◆ **REQUIREMENT**
Repeat the material exactly, leaving nothing out.

· · ·

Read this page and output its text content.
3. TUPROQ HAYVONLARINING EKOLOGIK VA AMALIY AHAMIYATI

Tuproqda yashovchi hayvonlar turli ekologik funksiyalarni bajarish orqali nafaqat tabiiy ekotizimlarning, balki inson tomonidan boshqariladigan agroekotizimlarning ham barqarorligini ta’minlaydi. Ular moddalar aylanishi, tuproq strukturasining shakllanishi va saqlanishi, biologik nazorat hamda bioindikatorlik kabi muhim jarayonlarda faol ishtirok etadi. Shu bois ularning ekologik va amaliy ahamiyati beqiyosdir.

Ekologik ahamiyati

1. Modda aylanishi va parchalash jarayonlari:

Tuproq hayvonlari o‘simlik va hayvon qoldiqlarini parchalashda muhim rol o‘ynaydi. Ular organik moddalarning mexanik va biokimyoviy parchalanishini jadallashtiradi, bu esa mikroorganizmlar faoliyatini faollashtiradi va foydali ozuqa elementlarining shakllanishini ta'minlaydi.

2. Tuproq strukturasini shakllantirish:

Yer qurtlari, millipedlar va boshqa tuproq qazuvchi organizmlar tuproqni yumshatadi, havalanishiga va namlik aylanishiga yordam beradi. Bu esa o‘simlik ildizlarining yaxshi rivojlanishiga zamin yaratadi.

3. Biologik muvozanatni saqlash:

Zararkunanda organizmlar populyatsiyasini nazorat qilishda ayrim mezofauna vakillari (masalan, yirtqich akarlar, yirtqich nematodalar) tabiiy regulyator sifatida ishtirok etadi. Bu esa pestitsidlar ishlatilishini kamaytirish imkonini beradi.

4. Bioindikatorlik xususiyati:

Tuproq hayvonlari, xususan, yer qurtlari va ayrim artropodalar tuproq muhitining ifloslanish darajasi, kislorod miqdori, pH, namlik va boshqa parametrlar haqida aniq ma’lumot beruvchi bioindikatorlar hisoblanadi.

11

· · ·

◆ **TASK OUTPUT**
Read this page and output its text content.
3. TUPROQ HAYVONLARINING EKOLOGIK VA AMALIY AHAMIYATI

Tuproqda yashovchi hayvonlar turli ekologik funksiyalarni bajarish orqali nafaqat tabiiy ekotizimlarning, balki inson tomonidan boshqariladigan agroekotizimlarning ham barqarorligini ta’minlaydi. Ular moddalar aylanishi, tuproq strukturasining shakllanishi va saqlanishi, biologik nazorat hamda bioindikatorlik kabi muhim jarayonlarda faol ishtirok etadi. Shu bois ularning ekologik va amaliy ahamiyati beqiyosdir.

Ekologik ahamiyati

1. Modda aylanishi va parchalash jarayonlari:

Tuproq hayvonlari o‘simlik va hayvon qoldiqlarini parchalashda muhim rol o‘ynaydi. Ular organik moddalarning mexanik va biokimyoviy parchalanishini jadallashtiradi, bu esa mikroorganizmlar faoliyatini faollashtiradi va foydali ozuqa elementlarining shakllanishini ta'minlaydi.

2. Tuproq strukturasini shakllantirish:

Yer qurtlari, millipedlar va boshqa tuproq qazuvchi organizmlar tuproqni yumshatadi, havalanishiga va namlik aylanishiga yordam beradi. Bu esa o‘simlik ildizlarining yaxshi rivojlanishiga zamin yaratadi.

3. Biologik muvozanatni saqlash:

Zararkunanda organizmlar populyatsiyasini nazorat qilishda ayrim mezofauna vakillari (masalan, yirtqich akarlar, yirtqich nematodalar) tabiiy regulyator sifatida ishtirok etadi. Bu esa pestitsidlar ishlatilishini kamaytirish imkonini beradi.

4. Bioindikatorlik xususiyati:

Tuproq hayvonlari, xususan, yer qurtlari va ayrim artropodalar tuproq muhitining ifloslanish darajasi, kislorod miqdori, pH, namlik va boshqa parametrlar haqida aniq ma’lumot beruvchi bioindikatorlar hisoblanadi.

11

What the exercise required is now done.